> _EXERCISE TASK_
Repeat the material in full. Keep every line exactly as it is.

(Saved entries)

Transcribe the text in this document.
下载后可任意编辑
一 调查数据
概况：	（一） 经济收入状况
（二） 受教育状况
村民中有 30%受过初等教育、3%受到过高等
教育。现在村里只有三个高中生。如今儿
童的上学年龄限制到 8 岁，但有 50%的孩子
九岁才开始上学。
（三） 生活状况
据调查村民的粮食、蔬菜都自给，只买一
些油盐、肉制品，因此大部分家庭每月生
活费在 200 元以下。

> _THE RESULT_
Transcribe the text in this document.
下载后可任意编辑
一 调查数据
概况：	（一） 经济收入状况
（二） 受教育状况
村民中有 30%受过初等教育、3%受到过高等
教育。现在村里只有三个高中生。如今儿
童的上学年龄限制到 8 岁，但有 50%的孩子
九岁才开始上学。
（三） 生活状况
据调查村民的粮食、蔬菜都自给，只买一
些油盐、肉制品，因此大部分家庭每月生
活费在 200 元以下。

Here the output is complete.